-- START --
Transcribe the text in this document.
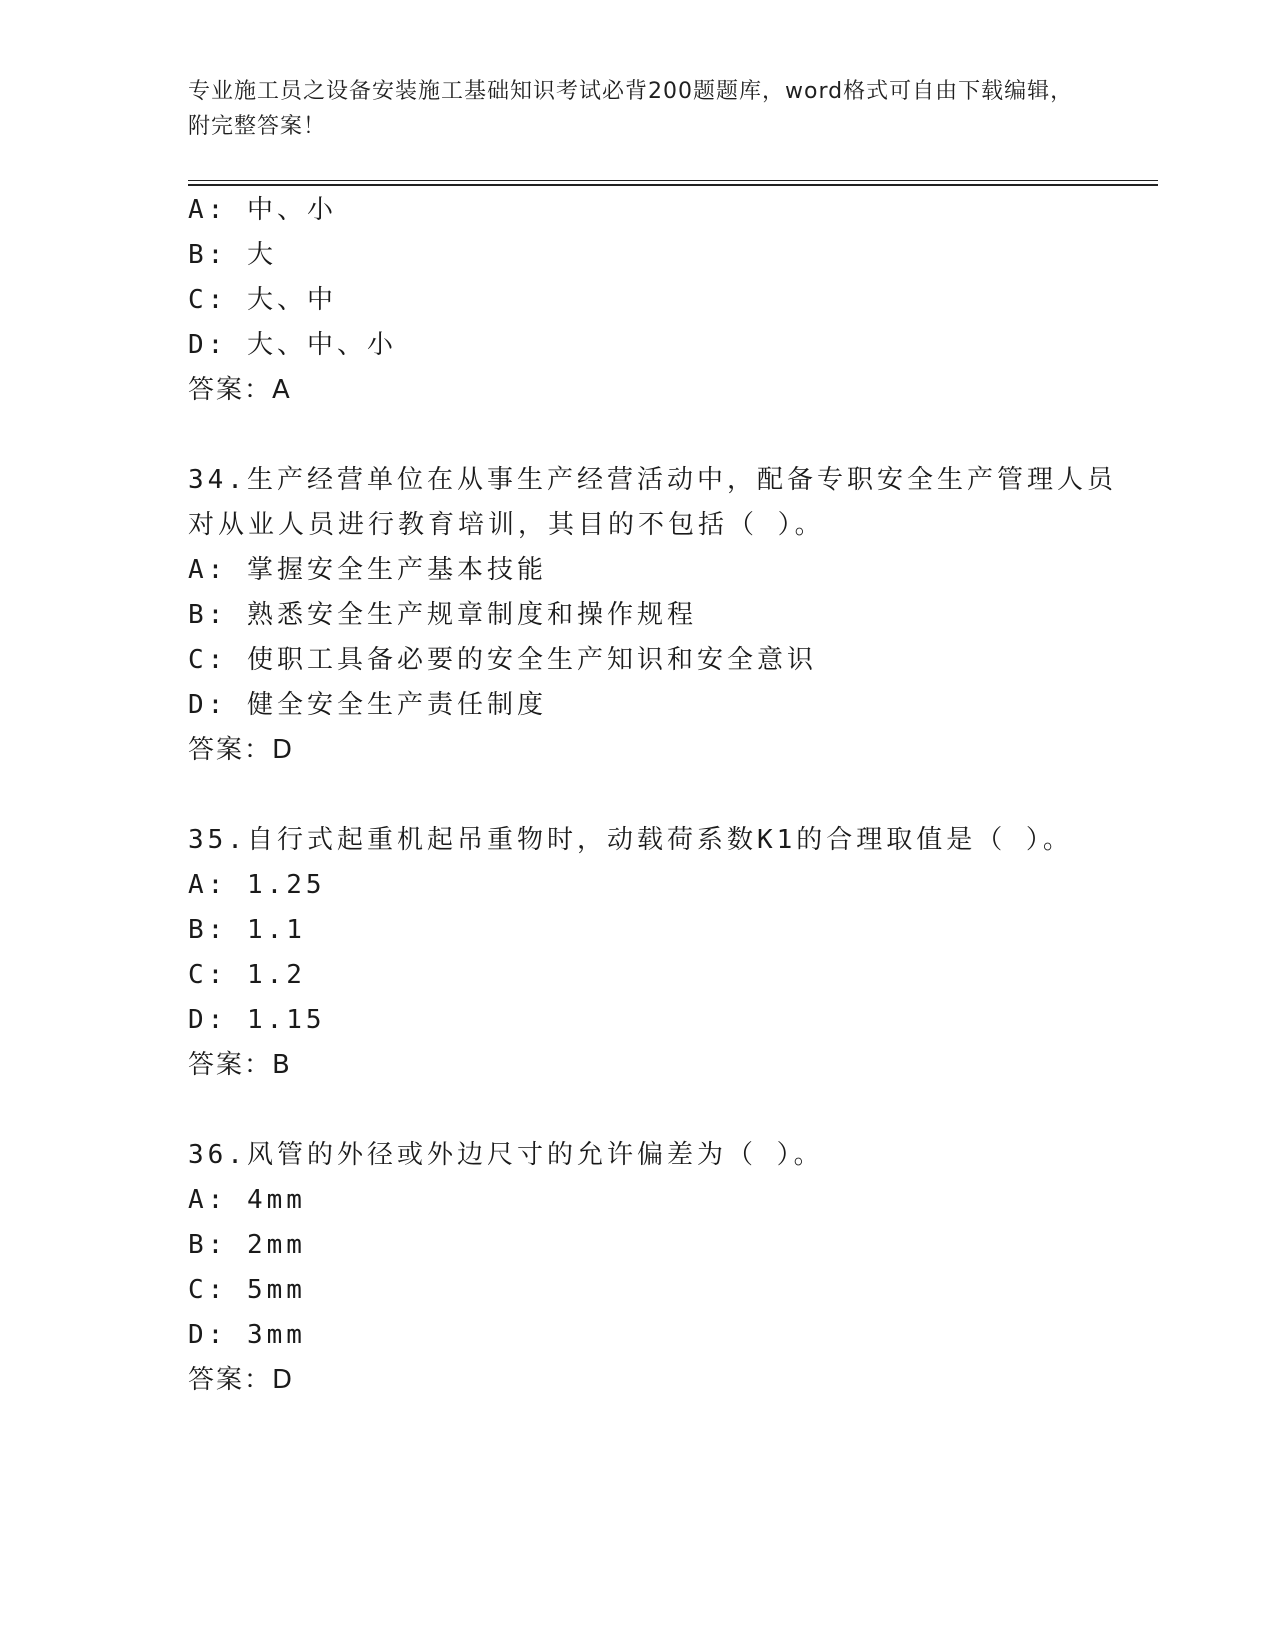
专业施工员之设备安装施工基础知识考试必背200题题库，word格式可自由下载编辑，附完整答案！
A: 中、小
B: 大
C: 大、中
D: 大、中、小
答案：A
34.生产经营单位在从事生产经营活动中，配备专职安全生产管理人员
对从业人员进行教育培训，其目的不包括（ ）。
A: 掌握安全生产基本技能
B: 熟悉安全生产规章制度和操作规程
C: 使职工具备必要的安全生产知识和安全意识
D: 健全安全生产责任制度
答案：D
35.自行式起重机起吊重物时，动载荷系数K1的合理取值是（ ）。
A: 1.25
B: 1.1
C: 1.2
D: 1.15
答案：B
36.风管的外径或外边尺寸的允许偏差为（ ）。
A: 4mm
B: 2mm
C: 5mm
D: 3mm
答案：D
-- END --
Copy the material above in full and exactly, skipping pictures.

Answer to the problem.
Transcribe the text in this document.
专业施工员之设备安装施工基础知识考试必背200题题库，word格式可自由下载编辑，附完整答案！
A: 中、小
B: 大
C: 大、中
D: 大、中、小
答案：A
34.生产经营单位在从事生产经营活动中，配备专职安全生产管理人员
对从业人员进行教育培训，其目的不包括（ ）。
A: 掌握安全生产基本技能
B: 熟悉安全生产规章制度和操作规程
C: 使职工具备必要的安全生产知识和安全意识
D: 健全安全生产责任制度
答案：D
35.自行式起重机起吊重物时，动载荷系数K1的合理取值是（ ）。
A: 1.25
B: 1.1
C: 1.2
D: 1.15
答案：B
36.风管的外径或外边尺寸的允许偏差为（ ）。
A: 4mm
B: 2mm
C: 5mm
D: 3mm
答案：D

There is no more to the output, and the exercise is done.